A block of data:
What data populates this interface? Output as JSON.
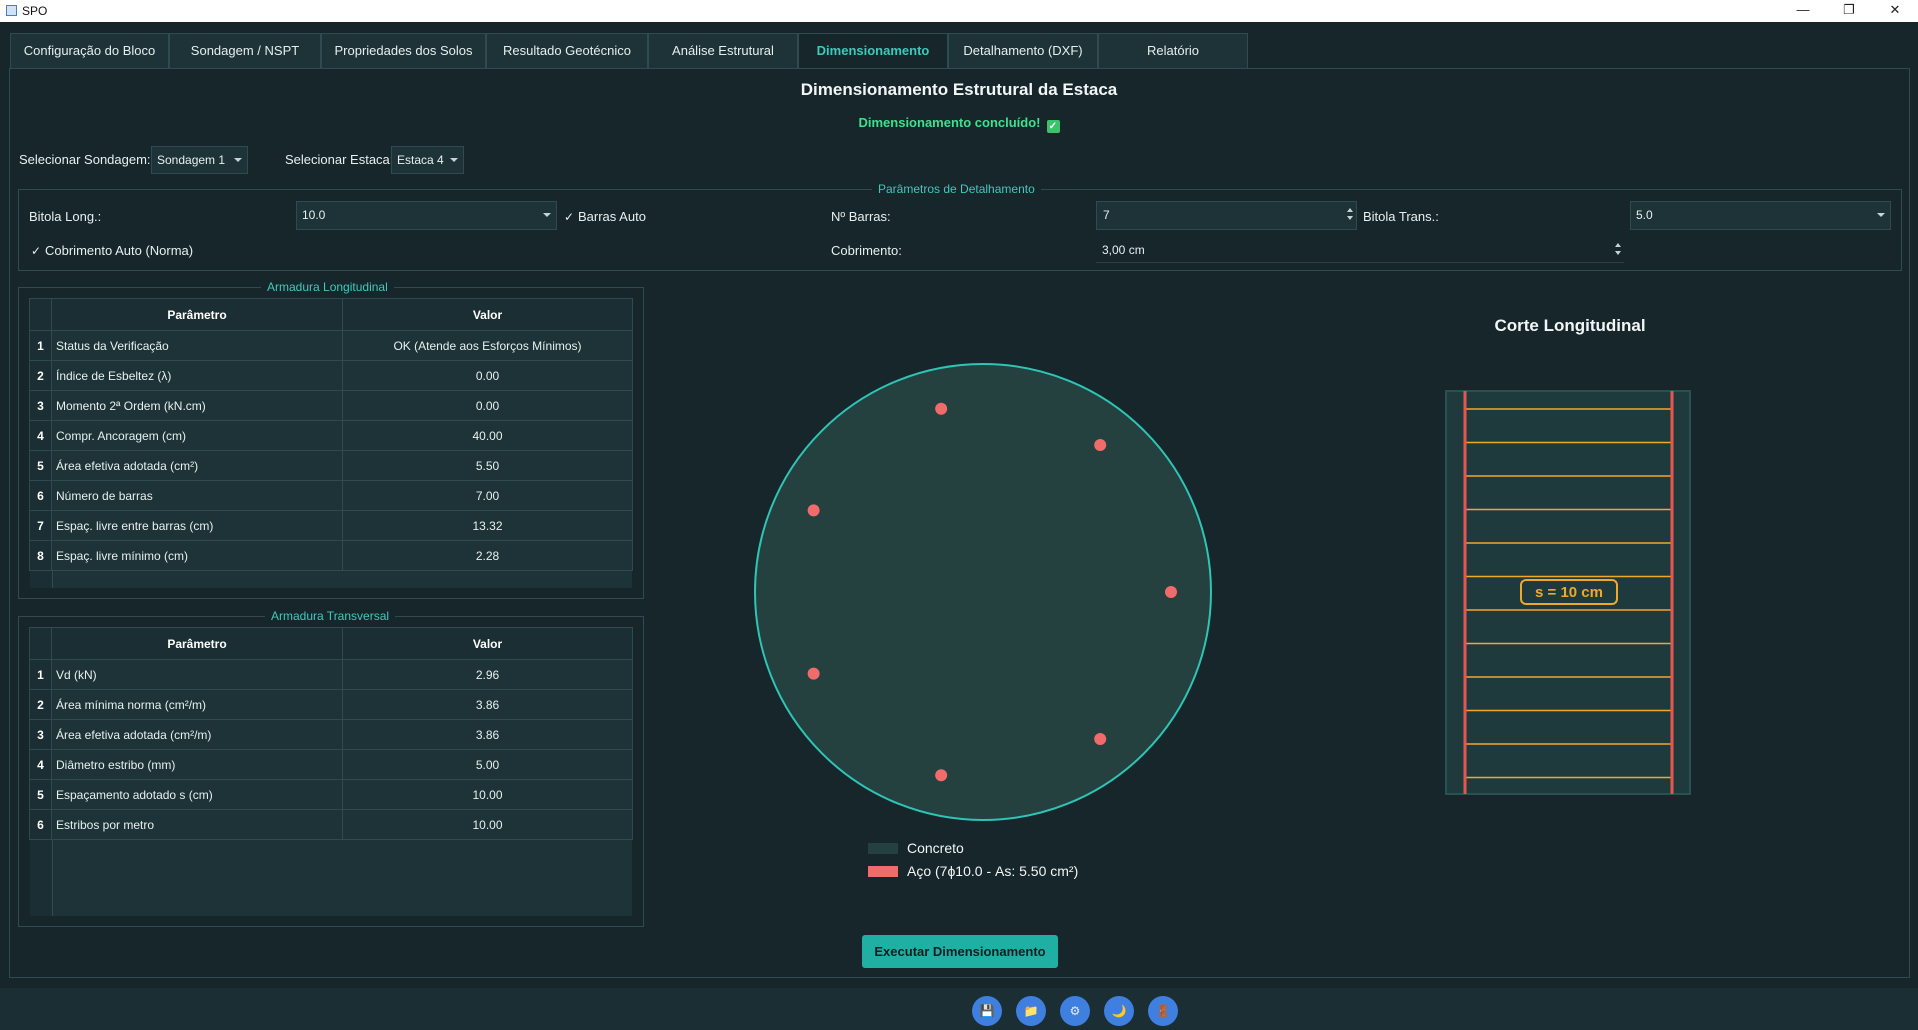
{
  "window": {
    "title": "SPO",
    "controls": {
      "minimize": "—",
      "restore": "❐",
      "close": "✕"
    }
  },
  "tabs": [
    {
      "label": "Configuração do Bloco"
    },
    {
      "label": "Sondagem / NSPT"
    },
    {
      "label": "Propriedades dos Solos"
    },
    {
      "label": "Resultado Geotécnico"
    },
    {
      "label": "Análise Estrutural"
    },
    {
      "label": "Dimensionamento",
      "active": true
    },
    {
      "label": "Detalhamento (DXF)"
    },
    {
      "label": "Relatório"
    }
  ],
  "header": {
    "title": "Dimensionamento Estrutural da Estaca",
    "status": "Dimensionamento concluído!",
    "status_icon": "check-box-icon"
  },
  "selectors": {
    "sondagem_label": "Selecionar Sondagem:",
    "sondagem_value": "Sondagem 1",
    "estaca_label": "Selecionar Estaca:",
    "estaca_value": "Estaca 4"
  },
  "detail_params": {
    "group_title": "Parâmetros de Detalhamento",
    "bitola_long_label": "Bitola Long.:",
    "bitola_long_value": "10.0",
    "barras_auto_label": "Barras Auto",
    "barras_auto_checked": true,
    "n_barras_label": "Nº Barras:",
    "n_barras_value": "7",
    "bitola_trans_label": "Bitola Trans.:",
    "bitola_trans_value": "5.0",
    "cobrimento_auto_label": "Cobrimento Auto (Norma)",
    "cobrimento_auto_checked": true,
    "cobrimento_label": "Cobrimento:",
    "cobrimento_value": "3,00 cm"
  },
  "long_reinforcement": {
    "group_title": "Armadura Longitudinal",
    "headers": [
      "Parâmetro",
      "Valor"
    ],
    "rows": [
      {
        "idx": "1",
        "param": "Status da Verificação",
        "value": "OK (Atende aos Esforços Mínimos)"
      },
      {
        "idx": "2",
        "param": "Índice de Esbeltez (λ)",
        "value": "0.00"
      },
      {
        "idx": "3",
        "param": "Momento 2ª Ordem (kN.cm)",
        "value": "0.00"
      },
      {
        "idx": "4",
        "param": "Compr. Ancoragem (cm)",
        "value": "40.00"
      },
      {
        "idx": "5",
        "param": "Área efetiva adotada (cm²)",
        "value": "5.50"
      },
      {
        "idx": "6",
        "param": "Número de barras",
        "value": "7.00"
      },
      {
        "idx": "7",
        "param": "Espaç. livre entre barras (cm)",
        "value": "13.32"
      },
      {
        "idx": "8",
        "param": "Espaç. livre mínimo (cm)",
        "value": "2.28"
      }
    ]
  },
  "trans_reinforcement": {
    "group_title": "Armadura Transversal",
    "headers": [
      "Parâmetro",
      "Valor"
    ],
    "rows": [
      {
        "idx": "1",
        "param": "Vd (kN)",
        "value": "2.96"
      },
      {
        "idx": "2",
        "param": "Área mínima norma (cm²/m)",
        "value": "3.86"
      },
      {
        "idx": "3",
        "param": "Área efetiva adotada (cm²/m)",
        "value": "3.86"
      },
      {
        "idx": "4",
        "param": "Diâmetro estribo (mm)",
        "value": "5.00"
      },
      {
        "idx": "5",
        "param": "Espaçamento adotado s (cm)",
        "value": "10.00"
      },
      {
        "idx": "6",
        "param": "Estribos por metro",
        "value": "10.00"
      }
    ]
  },
  "cross_section": {
    "bar_count": 7,
    "legend": [
      {
        "label": "Concreto",
        "color": "#24413f"
      },
      {
        "label": "Aço (7ϕ10.0 - As: 5.50 cm²)",
        "color": "#f26b6b"
      }
    ],
    "colors": {
      "outline": "#2ec4b6",
      "fill": "#24413f",
      "bars": "#f26b6b"
    }
  },
  "longitudinal_section": {
    "title": "Corte Longitudinal",
    "spacing_label": "s = 10 cm",
    "stirrup_count": 12,
    "colors": {
      "bars": "#e8554e",
      "stirrups": "#f0a82a",
      "fill": "#1f3a3d"
    }
  },
  "actions": {
    "run_label": "Executar Dimensionamento"
  },
  "footer_buttons": [
    {
      "icon": "save-icon",
      "glyph": "💾"
    },
    {
      "icon": "folder-icon",
      "glyph": "📁"
    },
    {
      "icon": "settings-icon",
      "glyph": "⚙"
    },
    {
      "icon": "moon-icon",
      "glyph": "🌙"
    },
    {
      "icon": "exit-icon",
      "glyph": "🚪"
    }
  ],
  "accent_color": "#3fc9bb"
}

### AIM OF THE TASK
Looking at the material above, count the lines that hold "adotada" and give the total alone.

### THE RESULT
2